DATA SECTION:
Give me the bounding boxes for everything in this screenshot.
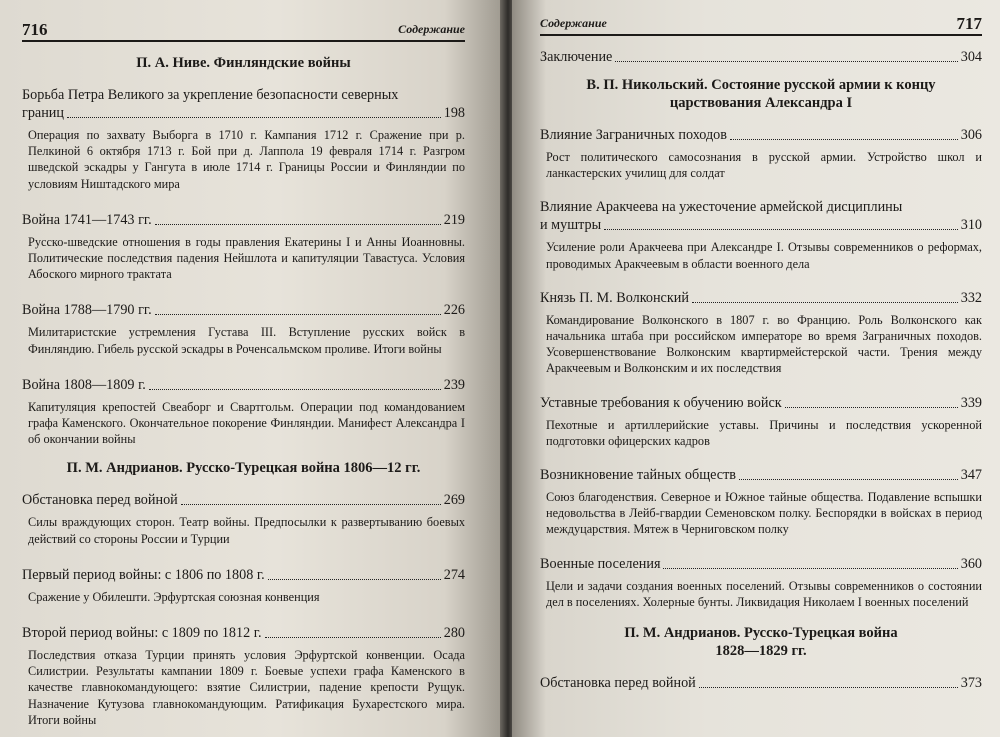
left-running-head (22, 10, 465, 42)
entry-page: 373 (960, 675, 982, 692)
section-heading: П. М. Андрианов. Русско-Турецкая война 1806—12 гг. (66, 460, 421, 477)
dot-leader (155, 224, 441, 225)
dot-leader (663, 568, 957, 569)
entry-title: Второй период войны: с 1809 по 1812 г. (22, 625, 262, 642)
dot-leader (67, 117, 441, 118)
section-heading-line: царствования Александра I (669, 95, 853, 111)
section-heading (540, 76, 982, 112)
right-running-title: Содержание (540, 16, 607, 30)
entry-summary: Союз благоденствия. Северное и Южное тайные общества. Подавление вспышки недовольства в Лейб-гвардии Семеновском полку. Беспорядки в войсках в период междуцарствия. Мятеж в Черниговском полку (546, 490, 982, 537)
entry-summary: Операция по захвату Выборга в 1710 г. Кампания 1712 г. Сражение при р. Пелкиной 6 октября 1713 г. Бой при д. Лаппола 19 февраля 1714 г. Разгром шведской эскадры у Гангута в июле 1714 г. Границы России и Финляндии по условиям Ништадского мира (28, 128, 465, 191)
entry-summary: Рост политического самосознания в русской армии. Устройство школ и ланкастерских училищ для солдат (546, 150, 982, 181)
entry-page: 269 (443, 492, 465, 509)
entry-title-cont: границ (22, 105, 64, 121)
entry-title: Заключение (540, 49, 613, 65)
entry-title: Влияние Заграничных походов (540, 127, 727, 143)
entry-summary: Командирование Волконского в 1807 г. во Францию. Роль Волконского как начальника штаба при российском императоре во время Заграничных походов. Усовершенствование Волконским квартирмейстерской части. Трения между Аракчеевым и Волконским и их последствия (546, 312, 982, 376)
entry-title: Влияние Аракчеева на ужесточение армейской дисциплины (540, 199, 903, 216)
entry-summary: Русско-шведские отношения в годы правления Екатерины I и Анны Иоанновны. Политические последствия падения Нейшлота и капитуляции Тавастуса. Условия Абоского мирного трактата (28, 234, 465, 282)
dot-leader (268, 579, 441, 580)
toc-entry[interactable] (540, 126, 982, 181)
entry-page: 219 (443, 211, 465, 228)
entry-title: Война 1808—1809 г. (22, 376, 146, 393)
section-heading: П. А. Ниве. Финляндские войны (136, 55, 351, 71)
dot-leader (739, 479, 958, 480)
entry-page: 226 (443, 302, 465, 319)
entry-summary: Цели и задачи создания военных поселений. Отзывы современников о состоянии дел в поселениях. Холерные бунты. Ликвидация Николаем I военных поселений (546, 578, 982, 609)
dot-leader (181, 504, 441, 505)
entry-title: Первый период войны: с 1806 по 1808 г. (22, 566, 265, 583)
toc-entry[interactable] (22, 211, 465, 283)
dot-leader (692, 302, 958, 303)
entry-summary: Милитаристские устремления Густава III. Вступление русских войск в Финляндию. Гибель русской эскадры в Роченсальмском проливе. Итоги войны (28, 325, 465, 356)
entry-page: 332 (960, 289, 982, 306)
section-heading-line: 1828—1829 гг. (715, 643, 807, 660)
toc-entry[interactable] (540, 394, 982, 449)
dot-leader (730, 139, 958, 140)
entry-title: Князь П. М. Волконский (540, 289, 689, 306)
right-page (512, 0, 1000, 737)
toc-entry[interactable] (22, 86, 465, 192)
section-heading-line: В. П. Никольский. Состояние русской армии к концу (586, 77, 936, 93)
section-heading-line: П. М. Андрианов. Русско-Турецкая война (624, 625, 898, 642)
entry-summary: Усиление роли Аракчеева при Александре I. Отзывы современников о реформах, проводимых Аракчеевым в области военного дела (546, 240, 982, 271)
toc-entry[interactable] (22, 376, 465, 448)
entry-page: 239 (443, 376, 465, 393)
dot-leader (615, 61, 957, 62)
section-heading (540, 624, 982, 660)
dot-leader (265, 637, 441, 638)
toc-entry[interactable] (22, 566, 465, 605)
entry-title: Обстановка перед войной (22, 492, 178, 509)
toc-entry[interactable] (540, 48, 982, 66)
entry-page: 306 (960, 127, 982, 143)
entry-title: Обстановка перед войной (540, 675, 696, 692)
toc-entry[interactable] (540, 198, 982, 271)
entry-summary: Последствия отказа Турции принять условия Эрфуртской конвенции. Осада Силистрии. Результаты кампании 1809 г. Боевые успехи графа Каменского в качестве главнокомандующего: взятие Силистрии, падение крепости Рущук. Назначение Кутузова главнокомандующим. Ратификация Бухарестского мира. Итоги войны (28, 648, 465, 727)
dot-leader (699, 687, 958, 688)
entry-title-cont: и муштры (540, 217, 602, 234)
toc-entry[interactable] (22, 491, 465, 546)
entry-page: 347 (960, 467, 982, 484)
entry-page: 310 (960, 217, 982, 234)
entry-summary: Сражение у Обилешти. Эрфуртская союзная конвенция (28, 589, 320, 604)
entry-page: 304 (960, 49, 982, 65)
right-page-number: 717 (956, 14, 982, 33)
dot-leader (785, 407, 958, 408)
left-page-number: 716 (22, 20, 48, 39)
entry-summary: Пехотные и артиллерийские уставы. Причины и последствия ускоренной подготовки офицерских кадров (546, 417, 982, 448)
entry-title: Борьба Петра Великого за укрепление безопасности северных (22, 87, 399, 103)
entry-title: Уставные требования к обучению войск (540, 394, 782, 411)
toc-entry[interactable] (22, 624, 465, 728)
right-running-head (540, 8, 982, 36)
entry-title: Военные поселения (540, 555, 661, 572)
entry-title: Возникновение тайных обществ (540, 467, 736, 484)
entry-title: Война 1788—1790 гг. (22, 302, 152, 319)
toc-entry[interactable] (540, 674, 982, 692)
entry-page: 274 (443, 566, 465, 583)
entry-page: 198 (443, 105, 465, 121)
dot-leader (604, 229, 958, 230)
left-running-title: Содержание (398, 22, 465, 36)
toc-entry[interactable] (540, 466, 982, 538)
entry-page: 360 (960, 555, 982, 572)
entry-title: Война 1741—1743 гг. (22, 211, 152, 228)
entry-summary: Силы враждующих сторон. Театр войны. Предпосылки к развертыванию боевых действий со стороны России и Турции (28, 515, 465, 546)
dot-leader (155, 314, 441, 315)
entry-page: 339 (960, 394, 982, 411)
toc-entry[interactable] (540, 555, 982, 610)
toc-entry[interactable] (540, 289, 982, 377)
entry-summary: Капитуляция крепостей Свеаборг и Свартгольм. Операции под командованием графа Каменского. Окончательное покорение Финляндии. Манифест Александра I об окончании войны (28, 399, 465, 447)
dot-leader (149, 389, 441, 390)
entry-page: 280 (443, 625, 465, 642)
toc-entry[interactable] (22, 301, 465, 356)
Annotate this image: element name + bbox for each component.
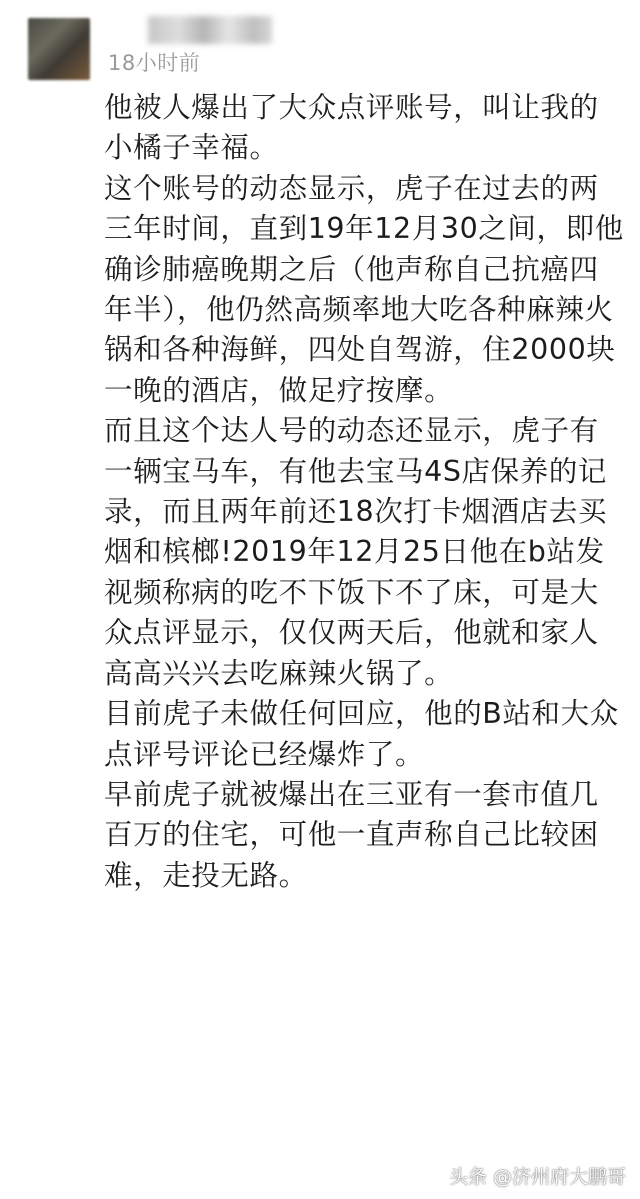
- comment-header: [0, 0, 640, 90]
- comment-paragraph: 目前虎子未做任何回应，他的B站和大众点评号评论已经爆炸了。: [104, 697, 619, 771]
- comment-paragraph: 而且这个达人号的动态还显示，虎子有一辆宝马车，有他去宝马4S店保养的记录，而且两年前还18次打卡烟酒店去买烟和槟榔!2019年12月25日他在b站发视频称病的吃不下饭下不了床，可是大众点评显示，仅仅两天后，他就和家人高高兴兴去吃麻辣火锅了。: [104, 414, 608, 690]
- comment-paragraph: 他被人爆出了大众点评账号，叫让我的小橘子幸福。: [104, 91, 599, 165]
- comment-paragraph: 这个账号的动态显示，虎子在过去的两三年时间，直到19年12月30之间，即他确诊肺癌晚期之后（他声称自己抗癌四年半），他仍然高频率地大吃各种麻辣火锅和各种海鲜，四处自驾游，住2000块一晚的酒店，做足疗按摩。: [104, 171, 624, 407]
- source-watermark: 头条 @济州府大鹏哥: [448, 1166, 626, 1188]
- comment-paragraph: 早前虎子就被爆出在三亚有一套市值几百万的住宅，可他一直声称自己比较困难，走投无路。: [104, 777, 599, 892]
- username-blurred[interactable]: [148, 16, 272, 44]
- comment-timestamp: 18小时前: [108, 51, 201, 75]
- comment-body: [104, 88, 624, 896]
- avatar[interactable]: [28, 18, 90, 80]
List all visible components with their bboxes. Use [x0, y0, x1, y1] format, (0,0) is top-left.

WHAT NEEDS TO BE DONE:
Copy out the lines above exactly, from the line containing "- comment-header: [0, 0, 640, 90]" down to the final line, including both.

TASK ANSWER:
- comment-header: [0, 0, 640, 90]
- comment-paragraph: 目前虎子未做任何回应，他的B站和大众点评号评论已经爆炸了。: [104, 697, 619, 771]
- comment-paragraph: 而且这个达人号的动态还显示，虎子有一辆宝马车，有他去宝马4S店保养的记录，而且两年前还18次打卡烟酒店去买烟和槟榔!2019年12月25日他在b站发视频称病的吃不下饭下不了床，可是大众点评显示，仅仅两天后，他就和家人高高兴兴去吃麻辣火锅了。: [104, 414, 608, 690]
- comment-paragraph: 他被人爆出了大众点评账号，叫让我的小橘子幸福。: [104, 91, 599, 165]
- comment-paragraph: 这个账号的动态显示，虎子在过去的两三年时间，直到19年12月30之间，即他确诊肺癌晚期之后（他声称自己抗癌四年半），他仍然高频率地大吃各种麻辣火锅和各种海鲜，四处自驾游，住2000块一晚的酒店，做足疗按摩。: [104, 171, 624, 407]
- source-watermark: 头条 @济州府大鹏哥: [448, 1166, 626, 1188]
- comment-paragraph: 早前虎子就被爆出在三亚有一套市值几百万的住宅，可他一直声称自己比较困难，走投无路。: [104, 777, 599, 892]
- username-blurred[interactable]: [148, 16, 272, 44]
- comment-timestamp: 18小时前: [108, 51, 201, 75]
- comment-body: [104, 88, 624, 896]
- avatar[interactable]: [28, 18, 90, 80]
List all visible components with their bboxes. Use [x0, y0, x1, y1] format, (0,0) is top-left.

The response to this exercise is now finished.